Items from a dataset
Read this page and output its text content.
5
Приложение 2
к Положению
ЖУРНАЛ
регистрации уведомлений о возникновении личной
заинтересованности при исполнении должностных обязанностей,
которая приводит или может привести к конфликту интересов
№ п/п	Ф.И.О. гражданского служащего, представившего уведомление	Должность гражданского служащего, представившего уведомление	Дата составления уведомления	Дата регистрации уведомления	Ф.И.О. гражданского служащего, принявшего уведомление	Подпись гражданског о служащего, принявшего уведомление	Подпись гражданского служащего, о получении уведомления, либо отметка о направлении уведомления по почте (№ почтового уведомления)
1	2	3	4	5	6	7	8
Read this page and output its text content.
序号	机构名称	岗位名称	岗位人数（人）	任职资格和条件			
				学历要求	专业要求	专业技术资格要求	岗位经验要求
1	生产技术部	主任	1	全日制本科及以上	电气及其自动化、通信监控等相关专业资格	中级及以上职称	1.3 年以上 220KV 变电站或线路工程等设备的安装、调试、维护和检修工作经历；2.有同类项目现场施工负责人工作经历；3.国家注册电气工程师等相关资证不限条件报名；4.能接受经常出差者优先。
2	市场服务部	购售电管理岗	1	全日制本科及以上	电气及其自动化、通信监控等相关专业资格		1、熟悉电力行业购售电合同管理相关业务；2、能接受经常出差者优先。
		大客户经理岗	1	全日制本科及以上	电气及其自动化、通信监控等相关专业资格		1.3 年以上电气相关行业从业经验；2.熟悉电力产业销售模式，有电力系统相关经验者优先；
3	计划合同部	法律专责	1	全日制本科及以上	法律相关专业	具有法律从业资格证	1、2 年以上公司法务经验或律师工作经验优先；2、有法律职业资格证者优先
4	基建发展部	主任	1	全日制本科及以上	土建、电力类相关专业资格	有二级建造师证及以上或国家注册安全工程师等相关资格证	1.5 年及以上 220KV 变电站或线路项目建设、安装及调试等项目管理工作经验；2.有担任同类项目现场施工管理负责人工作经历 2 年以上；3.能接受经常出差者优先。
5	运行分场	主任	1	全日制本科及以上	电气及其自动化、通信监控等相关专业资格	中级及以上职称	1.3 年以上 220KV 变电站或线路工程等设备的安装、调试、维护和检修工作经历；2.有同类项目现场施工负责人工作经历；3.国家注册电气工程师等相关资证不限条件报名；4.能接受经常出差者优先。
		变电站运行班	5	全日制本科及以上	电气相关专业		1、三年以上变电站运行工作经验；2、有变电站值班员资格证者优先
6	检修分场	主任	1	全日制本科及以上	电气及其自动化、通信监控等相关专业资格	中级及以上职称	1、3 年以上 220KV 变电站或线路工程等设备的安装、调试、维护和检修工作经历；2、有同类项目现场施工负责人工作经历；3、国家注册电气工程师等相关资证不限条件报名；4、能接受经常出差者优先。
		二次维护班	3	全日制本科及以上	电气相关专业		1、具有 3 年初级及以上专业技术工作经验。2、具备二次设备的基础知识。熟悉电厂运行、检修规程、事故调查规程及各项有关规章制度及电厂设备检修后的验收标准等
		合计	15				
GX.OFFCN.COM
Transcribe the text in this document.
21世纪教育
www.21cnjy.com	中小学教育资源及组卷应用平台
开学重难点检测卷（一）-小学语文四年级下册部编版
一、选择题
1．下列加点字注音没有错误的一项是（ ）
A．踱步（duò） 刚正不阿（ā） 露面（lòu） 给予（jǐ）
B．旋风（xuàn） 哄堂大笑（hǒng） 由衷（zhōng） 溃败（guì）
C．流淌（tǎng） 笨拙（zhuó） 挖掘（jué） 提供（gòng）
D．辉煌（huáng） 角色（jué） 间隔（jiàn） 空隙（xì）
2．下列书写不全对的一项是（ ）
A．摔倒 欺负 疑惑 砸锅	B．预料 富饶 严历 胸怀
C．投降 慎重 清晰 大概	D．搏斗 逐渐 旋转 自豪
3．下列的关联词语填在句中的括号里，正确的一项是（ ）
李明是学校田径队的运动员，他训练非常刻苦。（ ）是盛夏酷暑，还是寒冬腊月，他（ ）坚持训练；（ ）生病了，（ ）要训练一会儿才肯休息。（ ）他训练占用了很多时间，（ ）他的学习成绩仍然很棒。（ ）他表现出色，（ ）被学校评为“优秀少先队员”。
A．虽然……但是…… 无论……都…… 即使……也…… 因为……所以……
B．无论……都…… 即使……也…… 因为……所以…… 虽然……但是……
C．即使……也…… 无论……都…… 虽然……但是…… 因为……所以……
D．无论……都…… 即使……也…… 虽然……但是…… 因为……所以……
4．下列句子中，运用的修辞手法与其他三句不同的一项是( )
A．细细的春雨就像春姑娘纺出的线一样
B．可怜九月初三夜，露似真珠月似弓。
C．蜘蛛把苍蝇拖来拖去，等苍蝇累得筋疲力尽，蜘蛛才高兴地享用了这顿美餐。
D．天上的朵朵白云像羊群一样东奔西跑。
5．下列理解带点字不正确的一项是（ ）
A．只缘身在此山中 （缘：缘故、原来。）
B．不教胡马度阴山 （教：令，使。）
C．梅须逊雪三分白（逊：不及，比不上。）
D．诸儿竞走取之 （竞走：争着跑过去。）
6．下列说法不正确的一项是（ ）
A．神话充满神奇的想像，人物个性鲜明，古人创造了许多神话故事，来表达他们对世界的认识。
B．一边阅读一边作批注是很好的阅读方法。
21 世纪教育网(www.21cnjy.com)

§ **Given exercise**: All of the records must be repeated exactly.

§ **Full output**:
Read this page and output its text content.
5
Приложение 2
к Положению
ЖУРНАЛ
регистрации уведомлений о возникновении личной
заинтересованности при исполнении должностных обязанностей,
которая приводит или может привести к конфликту интересов
№ п/п	Ф.И.О. гражданского служащего, представившего уведомление	Должность гражданского служащего, представившего уведомление	Дата составления уведомления	Дата регистрации уведомления	Ф.И.О. гражданского служащего, принявшего уведомление	Подпись гражданског о служащего, принявшего уведомление	Подпись гражданского служащего, о получении уведомления, либо отметка о направлении уведомления по почте (№ почтового уведомления)
1	2	3	4	5	6	7	8
Read this page and output its text content.
序号	机构名称	岗位名称	岗位人数（人）	任职资格和条件			
				学历要求	专业要求	专业技术资格要求	岗位经验要求
1	生产技术部	主任	1	全日制本科及以上	电气及其自动化、通信监控等相关专业资格	中级及以上职称	1.3 年以上 220KV 变电站或线路工程等设备的安装、调试、维护和检修工作经历；2.有同类项目现场施工负责人工作经历；3.国家注册电气工程师等相关资证不限条件报名；4.能接受经常出差者优先。
2	市场服务部	购售电管理岗	1	全日制本科及以上	电气及其自动化、通信监控等相关专业资格		1、熟悉电力行业购售电合同管理相关业务；2、能接受经常出差者优先。
		大客户经理岗	1	全日制本科及以上	电气及其自动化、通信监控等相关专业资格		1.3 年以上电气相关行业从业经验；2.熟悉电力产业销售模式，有电力系统相关经验者优先；
3	计划合同部	法律专责	1	全日制本科及以上	法律相关专业	具有法律从业资格证	1、2 年以上公司法务经验或律师工作经验优先；2、有法律职业资格证者优先
4	基建发展部	主任	1	全日制本科及以上	土建、电力类相关专业资格	有二级建造师证及以上或国家注册安全工程师等相关资格证	1.5 年及以上 220KV 变电站或线路项目建设、安装及调试等项目管理工作经验；2.有担任同类项目现场施工管理负责人工作经历 2 年以上；3.能接受经常出差者优先。
5	运行分场	主任	1	全日制本科及以上	电气及其自动化、通信监控等相关专业资格	中级及以上职称	1.3 年以上 220KV 变电站或线路工程等设备的安装、调试、维护和检修工作经历；2.有同类项目现场施工负责人工作经历；3.国家注册电气工程师等相关资证不限条件报名；4.能接受经常出差者优先。
		变电站运行班	5	全日制本科及以上	电气相关专业		1、三年以上变电站运行工作经验；2、有变电站值班员资格证者优先
6	检修分场	主任	1	全日制本科及以上	电气及其自动化、通信监控等相关专业资格	中级及以上职称	1、3 年以上 220KV 变电站或线路工程等设备的安装、调试、维护和检修工作经历；2、有同类项目现场施工负责人工作经历；3、国家注册电气工程师等相关资证不限条件报名；4、能接受经常出差者优先。
		二次维护班	3	全日制本科及以上	电气相关专业		1、具有 3 年初级及以上专业技术工作经验。2、具备二次设备的基础知识。熟悉电厂运行、检修规程、事故调查规程及各项有关规章制度及电厂设备检修后的验收标准等
		合计	15				
GX.OFFCN.COM
Transcribe the text in this document.
21世纪教育
www.21cnjy.com	中小学教育资源及组卷应用平台
开学重难点检测卷（一）-小学语文四年级下册部编版
一、选择题
1．下列加点字注音没有错误的一项是（ ）
A．踱步（duò） 刚正不阿（ā） 露面（lòu） 给予（jǐ）
B．旋风（xuàn） 哄堂大笑（hǒng） 由衷（zhōng） 溃败（guì）
C．流淌（tǎng） 笨拙（zhuó） 挖掘（jué） 提供（gòng）
D．辉煌（huáng） 角色（jué） 间隔（jiàn） 空隙（xì）
2．下列书写不全对的一项是（ ）
A．摔倒 欺负 疑惑 砸锅	B．预料 富饶 严历 胸怀
C．投降 慎重 清晰 大概	D．搏斗 逐渐 旋转 自豪
3．下列的关联词语填在句中的括号里，正确的一项是（ ）
李明是学校田径队的运动员，他训练非常刻苦。（ ）是盛夏酷暑，还是寒冬腊月，他（ ）坚持训练；（ ）生病了，（ ）要训练一会儿才肯休息。（ ）他训练占用了很多时间，（ ）他的学习成绩仍然很棒。（ ）他表现出色，（ ）被学校评为“优秀少先队员”。
A．虽然……但是…… 无论……都…… 即使……也…… 因为……所以……
B．无论……都…… 即使……也…… 因为……所以…… 虽然……但是……
C．即使……也…… 无论……都…… 虽然……但是…… 因为……所以……
D．无论……都…… 即使……也…… 虽然……但是…… 因为……所以……
4．下列句子中，运用的修辞手法与其他三句不同的一项是( )
A．细细的春雨就像春姑娘纺出的线一样
B．可怜九月初三夜，露似真珠月似弓。
C．蜘蛛把苍蝇拖来拖去，等苍蝇累得筋疲力尽，蜘蛛才高兴地享用了这顿美餐。
D．天上的朵朵白云像羊群一样东奔西跑。
5．下列理解带点字不正确的一项是（ ）
A．只缘身在此山中 （缘：缘故、原来。）
B．不教胡马度阴山 （教：令，使。）
C．梅须逊雪三分白（逊：不及，比不上。）
D．诸儿竞走取之 （竞走：争着跑过去。）
6．下列说法不正确的一项是（ ）
A．神话充满神奇的想像，人物个性鲜明，古人创造了许多神话故事，来表达他们对世界的认识。
B．一边阅读一边作批注是很好的阅读方法。
21 世纪教育网(www.21cnjy.com)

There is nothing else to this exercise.